Check each line of the listing below for the string "основе", and give only how many lines hold it.

**Excerpted data**
--- BEGIN ---

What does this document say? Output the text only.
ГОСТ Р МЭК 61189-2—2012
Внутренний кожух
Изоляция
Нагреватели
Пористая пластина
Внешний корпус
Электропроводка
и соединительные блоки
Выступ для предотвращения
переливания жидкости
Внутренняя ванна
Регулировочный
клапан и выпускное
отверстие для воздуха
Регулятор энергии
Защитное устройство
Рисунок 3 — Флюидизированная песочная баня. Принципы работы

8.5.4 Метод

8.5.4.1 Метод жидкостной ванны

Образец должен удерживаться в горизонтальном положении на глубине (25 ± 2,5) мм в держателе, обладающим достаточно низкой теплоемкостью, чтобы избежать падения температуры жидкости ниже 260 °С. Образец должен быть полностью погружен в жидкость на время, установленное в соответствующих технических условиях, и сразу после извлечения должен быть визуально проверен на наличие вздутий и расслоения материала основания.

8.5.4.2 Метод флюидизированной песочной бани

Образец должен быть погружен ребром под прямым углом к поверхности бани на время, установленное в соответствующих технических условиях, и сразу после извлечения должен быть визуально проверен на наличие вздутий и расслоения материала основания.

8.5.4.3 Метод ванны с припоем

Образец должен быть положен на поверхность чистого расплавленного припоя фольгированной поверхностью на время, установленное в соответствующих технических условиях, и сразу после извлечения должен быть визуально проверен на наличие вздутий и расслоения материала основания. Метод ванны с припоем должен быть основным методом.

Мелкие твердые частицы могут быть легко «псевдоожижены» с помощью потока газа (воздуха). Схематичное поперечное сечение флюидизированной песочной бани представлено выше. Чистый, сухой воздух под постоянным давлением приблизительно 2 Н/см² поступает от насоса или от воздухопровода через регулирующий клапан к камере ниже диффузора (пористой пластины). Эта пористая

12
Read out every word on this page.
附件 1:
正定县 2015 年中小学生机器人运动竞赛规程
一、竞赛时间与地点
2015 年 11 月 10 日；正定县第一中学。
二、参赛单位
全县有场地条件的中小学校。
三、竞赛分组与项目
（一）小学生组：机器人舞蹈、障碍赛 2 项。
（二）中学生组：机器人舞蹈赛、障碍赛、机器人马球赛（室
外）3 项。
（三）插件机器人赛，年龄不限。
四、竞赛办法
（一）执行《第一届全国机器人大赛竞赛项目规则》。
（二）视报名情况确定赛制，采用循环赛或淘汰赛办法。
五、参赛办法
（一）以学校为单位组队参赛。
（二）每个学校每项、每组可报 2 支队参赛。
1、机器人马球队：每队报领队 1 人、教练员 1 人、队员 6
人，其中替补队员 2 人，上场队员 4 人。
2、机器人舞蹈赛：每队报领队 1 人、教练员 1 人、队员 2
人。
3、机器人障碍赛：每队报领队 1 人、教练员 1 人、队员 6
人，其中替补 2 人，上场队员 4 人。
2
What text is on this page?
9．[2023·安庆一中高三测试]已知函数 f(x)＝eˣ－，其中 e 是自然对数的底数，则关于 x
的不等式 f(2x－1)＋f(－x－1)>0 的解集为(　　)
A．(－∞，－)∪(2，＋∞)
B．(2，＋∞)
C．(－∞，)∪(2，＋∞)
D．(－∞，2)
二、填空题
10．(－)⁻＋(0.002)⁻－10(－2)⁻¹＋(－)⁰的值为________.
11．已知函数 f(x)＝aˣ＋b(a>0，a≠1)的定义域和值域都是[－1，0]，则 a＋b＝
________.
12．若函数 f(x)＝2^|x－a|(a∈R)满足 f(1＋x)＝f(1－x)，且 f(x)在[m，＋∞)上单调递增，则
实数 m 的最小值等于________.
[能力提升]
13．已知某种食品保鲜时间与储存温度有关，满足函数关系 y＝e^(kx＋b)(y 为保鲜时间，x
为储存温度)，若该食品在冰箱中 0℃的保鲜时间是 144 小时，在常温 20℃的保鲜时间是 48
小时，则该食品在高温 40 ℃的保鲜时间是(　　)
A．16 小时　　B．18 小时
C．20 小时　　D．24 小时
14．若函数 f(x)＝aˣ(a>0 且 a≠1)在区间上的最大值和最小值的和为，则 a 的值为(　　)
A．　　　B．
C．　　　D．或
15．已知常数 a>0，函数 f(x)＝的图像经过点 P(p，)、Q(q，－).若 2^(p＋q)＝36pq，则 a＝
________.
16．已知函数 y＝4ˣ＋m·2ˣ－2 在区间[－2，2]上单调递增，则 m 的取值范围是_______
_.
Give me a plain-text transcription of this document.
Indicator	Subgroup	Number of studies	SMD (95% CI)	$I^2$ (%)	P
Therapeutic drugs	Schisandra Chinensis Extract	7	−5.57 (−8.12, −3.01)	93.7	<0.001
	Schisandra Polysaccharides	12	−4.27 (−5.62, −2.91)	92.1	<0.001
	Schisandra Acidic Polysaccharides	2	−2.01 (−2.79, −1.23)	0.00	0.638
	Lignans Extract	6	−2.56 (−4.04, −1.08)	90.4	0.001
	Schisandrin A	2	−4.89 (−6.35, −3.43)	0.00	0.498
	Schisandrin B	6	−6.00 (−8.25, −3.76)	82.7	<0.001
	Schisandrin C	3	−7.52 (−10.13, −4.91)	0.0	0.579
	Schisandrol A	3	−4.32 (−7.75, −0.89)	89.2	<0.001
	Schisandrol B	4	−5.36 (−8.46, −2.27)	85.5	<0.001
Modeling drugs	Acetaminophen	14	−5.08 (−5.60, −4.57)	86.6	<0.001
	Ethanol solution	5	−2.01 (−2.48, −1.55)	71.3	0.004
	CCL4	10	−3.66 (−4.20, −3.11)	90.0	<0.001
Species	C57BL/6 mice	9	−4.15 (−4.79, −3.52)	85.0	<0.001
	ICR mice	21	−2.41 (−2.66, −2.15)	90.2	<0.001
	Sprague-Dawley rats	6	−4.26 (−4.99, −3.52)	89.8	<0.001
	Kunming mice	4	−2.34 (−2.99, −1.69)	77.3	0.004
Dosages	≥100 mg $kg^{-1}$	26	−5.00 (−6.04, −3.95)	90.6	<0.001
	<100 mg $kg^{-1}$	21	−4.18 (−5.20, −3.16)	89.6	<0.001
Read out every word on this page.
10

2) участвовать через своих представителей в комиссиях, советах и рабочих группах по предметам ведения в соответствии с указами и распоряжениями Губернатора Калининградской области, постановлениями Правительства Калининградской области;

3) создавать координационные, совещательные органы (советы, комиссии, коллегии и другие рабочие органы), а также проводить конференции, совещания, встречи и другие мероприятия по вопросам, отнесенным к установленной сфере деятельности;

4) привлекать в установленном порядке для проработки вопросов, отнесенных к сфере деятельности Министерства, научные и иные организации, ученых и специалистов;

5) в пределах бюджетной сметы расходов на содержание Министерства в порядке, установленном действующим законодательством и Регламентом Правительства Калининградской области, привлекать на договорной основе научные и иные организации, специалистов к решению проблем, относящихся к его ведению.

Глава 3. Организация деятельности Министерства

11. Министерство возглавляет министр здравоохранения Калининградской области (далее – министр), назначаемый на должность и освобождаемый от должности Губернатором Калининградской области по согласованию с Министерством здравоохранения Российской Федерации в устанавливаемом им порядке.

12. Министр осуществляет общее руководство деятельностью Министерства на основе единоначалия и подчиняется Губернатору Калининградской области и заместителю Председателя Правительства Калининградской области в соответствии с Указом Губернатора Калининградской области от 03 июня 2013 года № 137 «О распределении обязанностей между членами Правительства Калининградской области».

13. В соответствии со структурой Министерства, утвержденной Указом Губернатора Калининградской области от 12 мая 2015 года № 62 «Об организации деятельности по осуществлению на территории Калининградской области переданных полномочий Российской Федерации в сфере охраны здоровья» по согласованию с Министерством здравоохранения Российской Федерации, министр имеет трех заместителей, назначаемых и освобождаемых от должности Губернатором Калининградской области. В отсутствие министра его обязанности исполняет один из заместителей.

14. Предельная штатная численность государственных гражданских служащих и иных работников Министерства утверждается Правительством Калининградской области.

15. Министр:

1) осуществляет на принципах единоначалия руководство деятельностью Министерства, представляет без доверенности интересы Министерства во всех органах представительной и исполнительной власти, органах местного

--- END ---

**Task result**
2